(Stored records)
>>>>>

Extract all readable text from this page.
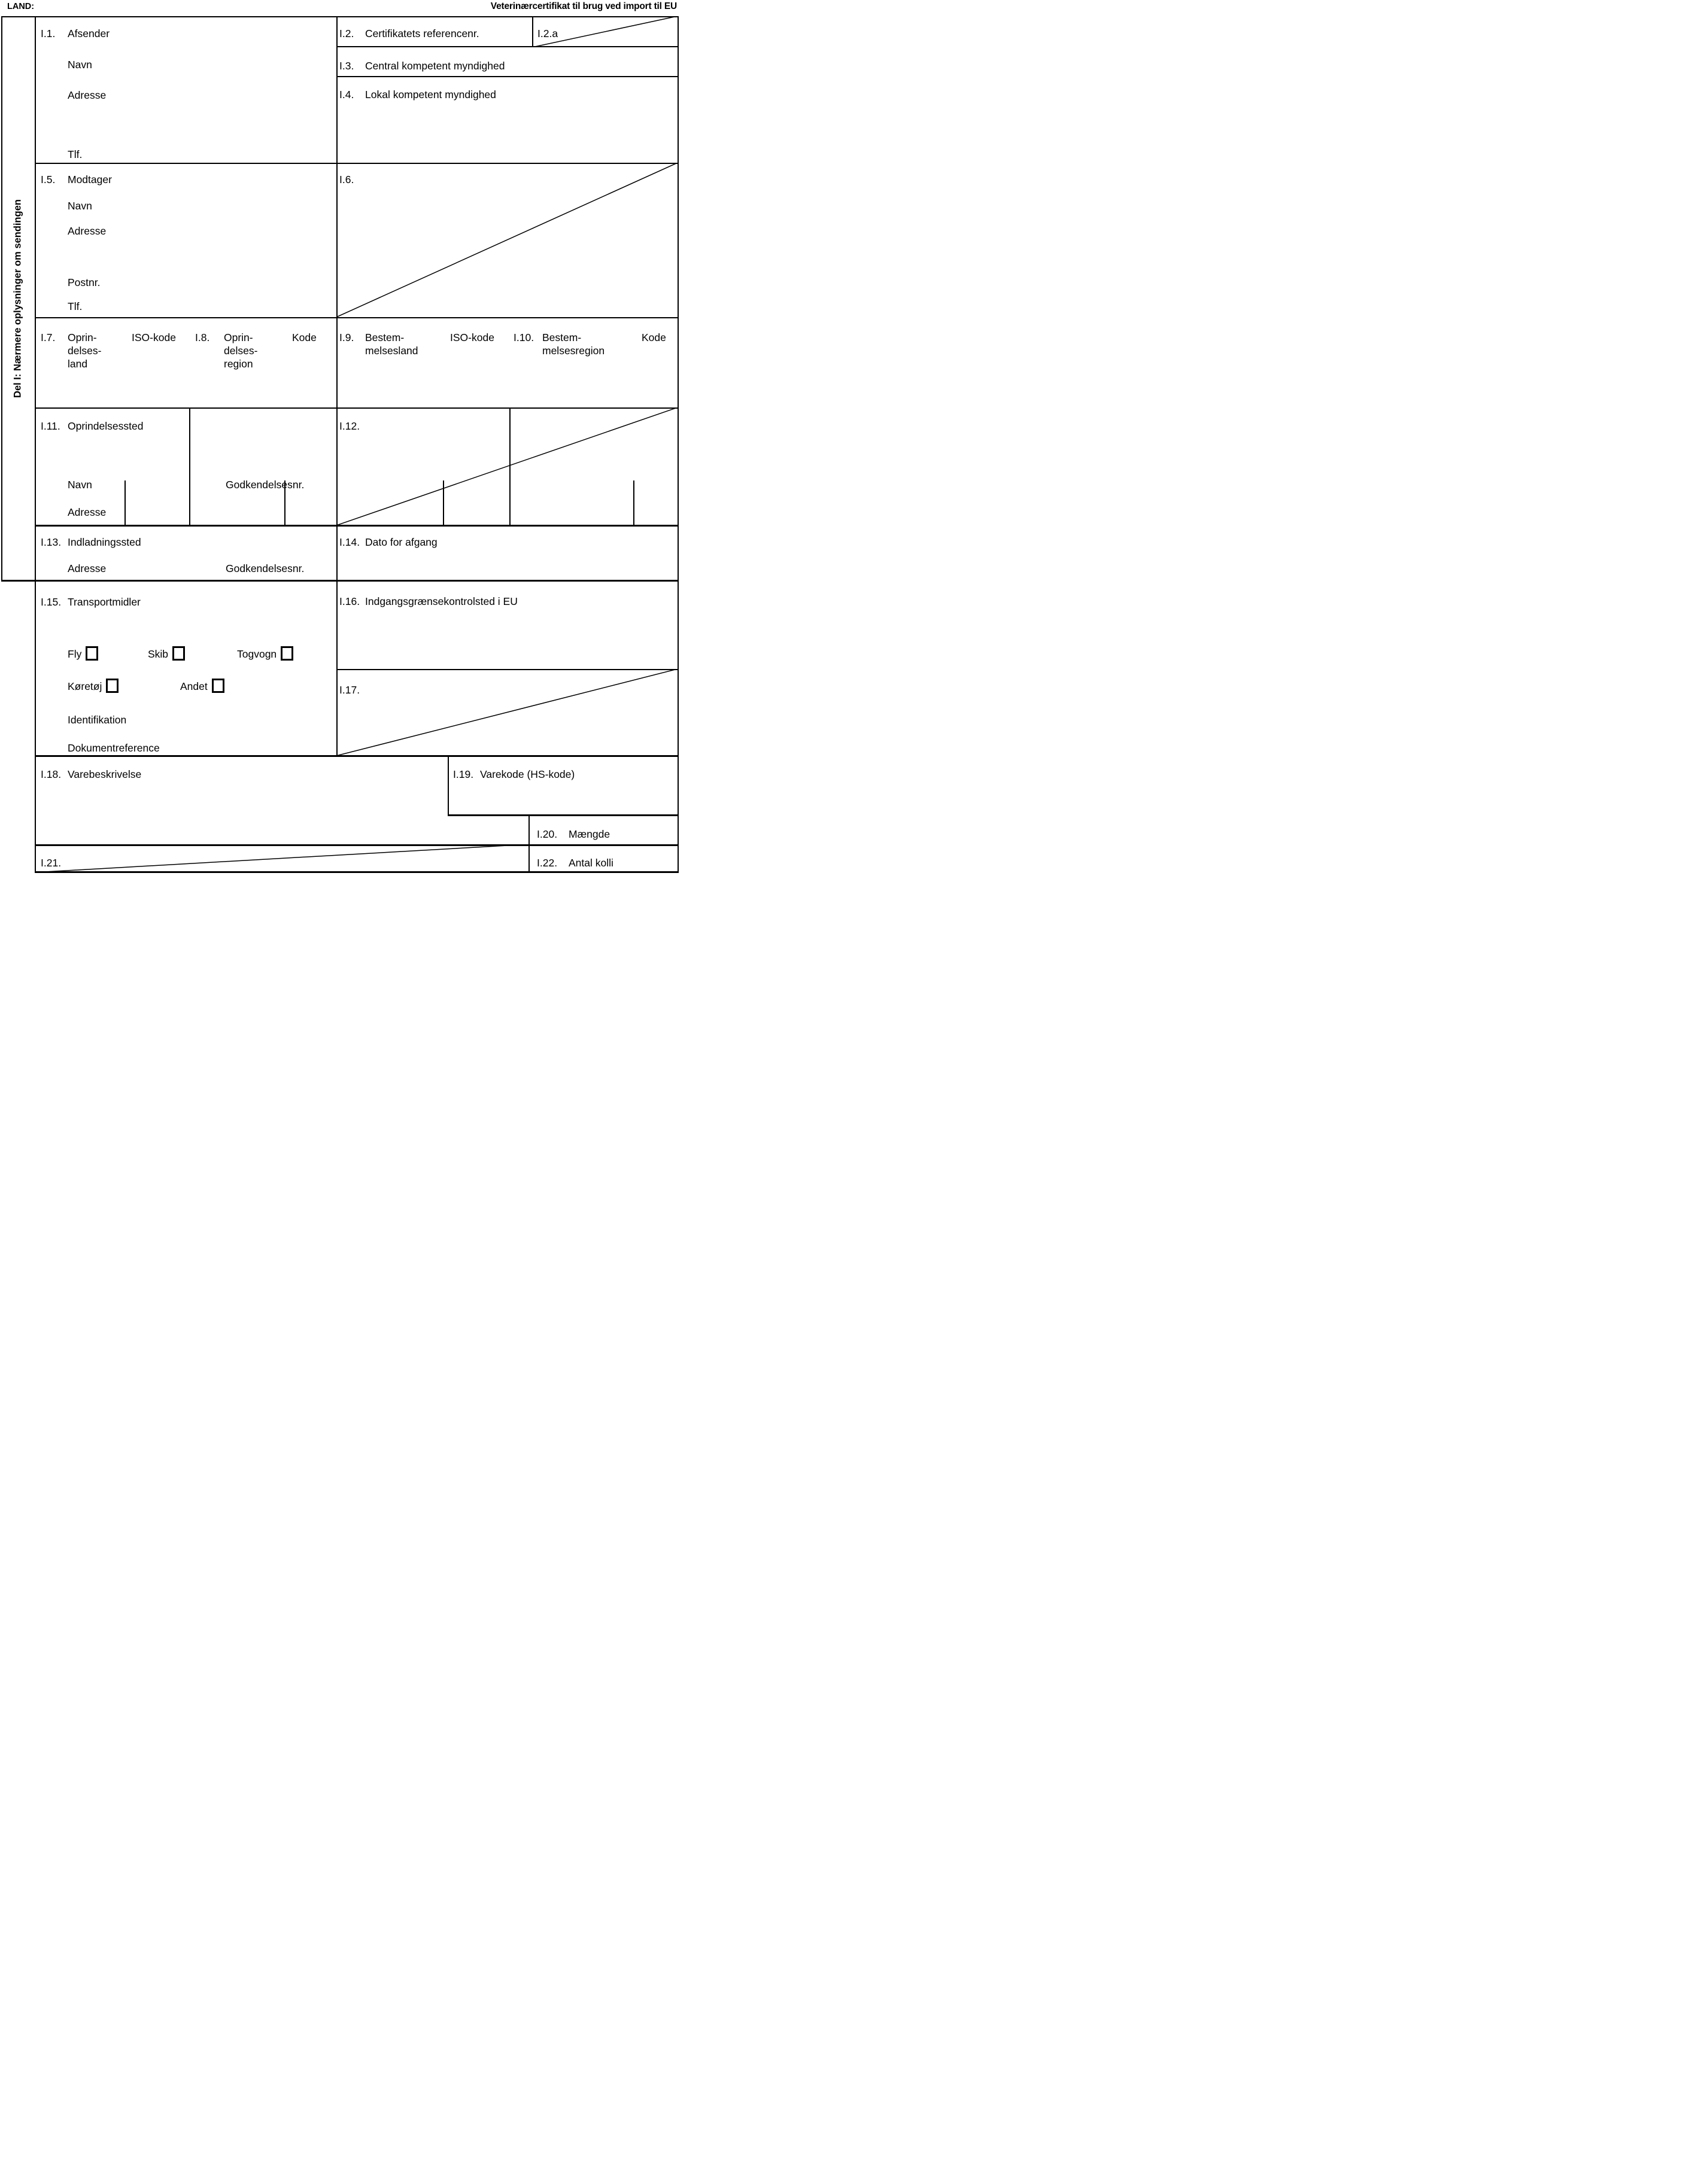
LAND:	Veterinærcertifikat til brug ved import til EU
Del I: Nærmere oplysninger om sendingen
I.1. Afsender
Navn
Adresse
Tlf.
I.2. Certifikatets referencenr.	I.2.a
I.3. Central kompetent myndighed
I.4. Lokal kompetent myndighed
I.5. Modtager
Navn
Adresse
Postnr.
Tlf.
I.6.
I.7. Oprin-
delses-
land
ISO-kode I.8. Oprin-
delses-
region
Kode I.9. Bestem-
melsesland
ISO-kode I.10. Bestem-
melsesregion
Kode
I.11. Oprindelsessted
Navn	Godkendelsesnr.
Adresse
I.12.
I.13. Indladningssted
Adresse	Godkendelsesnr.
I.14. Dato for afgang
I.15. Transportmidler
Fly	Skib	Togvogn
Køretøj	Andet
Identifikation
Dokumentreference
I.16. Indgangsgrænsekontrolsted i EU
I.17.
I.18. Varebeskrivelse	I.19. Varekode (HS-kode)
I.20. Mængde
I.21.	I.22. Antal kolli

<<<<<
>>>>>

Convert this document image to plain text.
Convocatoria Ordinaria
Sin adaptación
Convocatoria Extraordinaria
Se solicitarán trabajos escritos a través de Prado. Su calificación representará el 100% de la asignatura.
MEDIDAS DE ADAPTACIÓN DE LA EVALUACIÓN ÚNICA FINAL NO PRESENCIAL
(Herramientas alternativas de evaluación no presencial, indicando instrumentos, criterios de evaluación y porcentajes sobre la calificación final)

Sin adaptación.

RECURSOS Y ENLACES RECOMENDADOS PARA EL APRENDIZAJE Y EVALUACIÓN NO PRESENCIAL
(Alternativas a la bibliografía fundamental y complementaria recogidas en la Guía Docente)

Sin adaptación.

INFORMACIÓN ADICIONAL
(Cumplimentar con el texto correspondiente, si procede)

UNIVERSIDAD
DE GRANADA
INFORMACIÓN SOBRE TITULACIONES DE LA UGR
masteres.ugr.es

<<<<<

**PROBLEM REQUIREMENTS:** From the listing above, copy all lines holding the word "Godkendelsesnr".

**WRITTEN SOLUTION:**
Navn	Godkendelsesnr.
Adresse	Godkendelsesnr.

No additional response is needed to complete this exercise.